- **Set task**
Read the records below and copy each line that contains "portant".

------

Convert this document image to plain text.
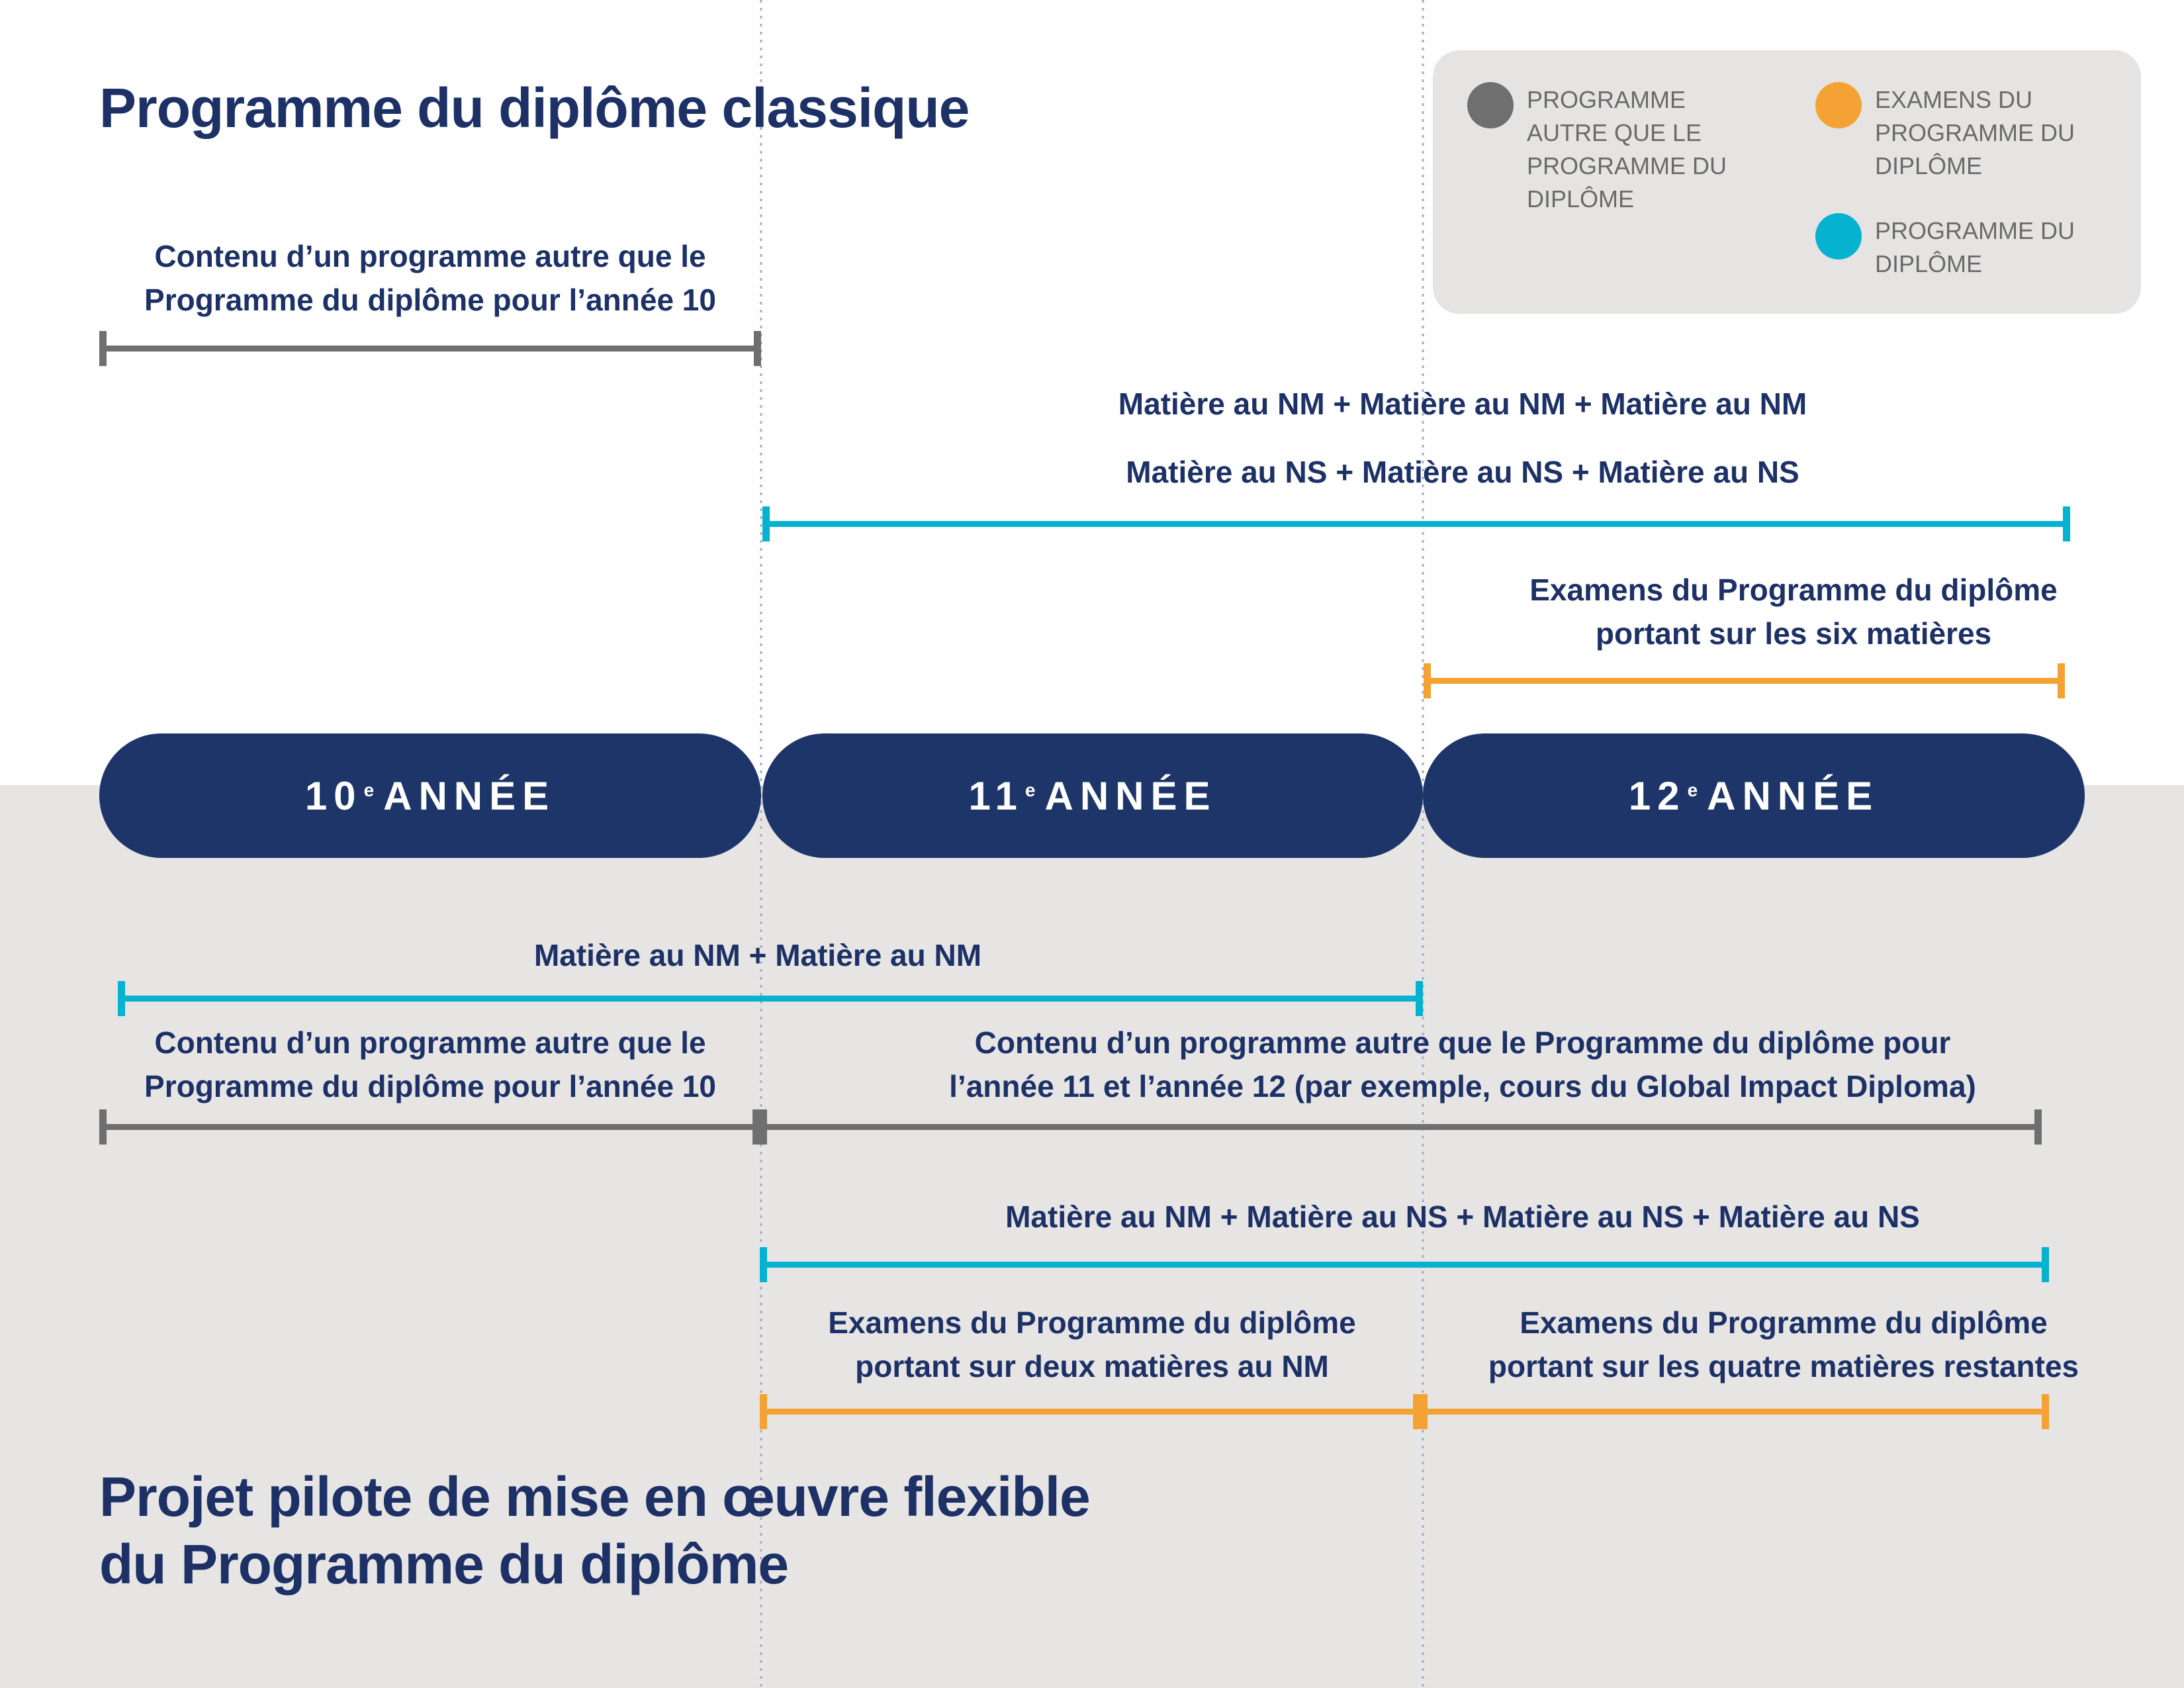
Programme du diplôme classique
Contenu d’un programme autre que le
Programme du diplôme pour l’année 10
Matière au NM + Matière au NM + Matière au NM
Matière au NS + Matière au NS + Matière au NS
Examens du Programme du diplôme
portant sur les six matières
10e ANNÉE	11e ANNÉE	12e ANNÉE
Matière au NM + Matière au NM
Contenu d’un programme autre que le
Programme du diplôme pour l’année 10
Contenu d’un programme autre que le Programme du diplôme pour
l’année 11 et l’année 12 (par exemple, cours du Global Impact Diploma)
Matière au NM + Matière au NS + Matière au NS + Matière au NS
Examens du Programme du diplôme
portant sur deux matières au NM
Examens du Programme du diplôme
portant sur les quatre matières restantes
Projet pilote de mise en œuvre flexible
du Programme du diplôme
PROGRAMME AUTRE QUE LE PROGRAMME DU DIPLÔME
EXAMENS DU PROGRAMME DU DIPLÔME
PROGRAMME DU DIPLÔME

------

- **Task solution**
portant sur les six matières
portant sur deux matières au NM
portant sur les quatre matières restantes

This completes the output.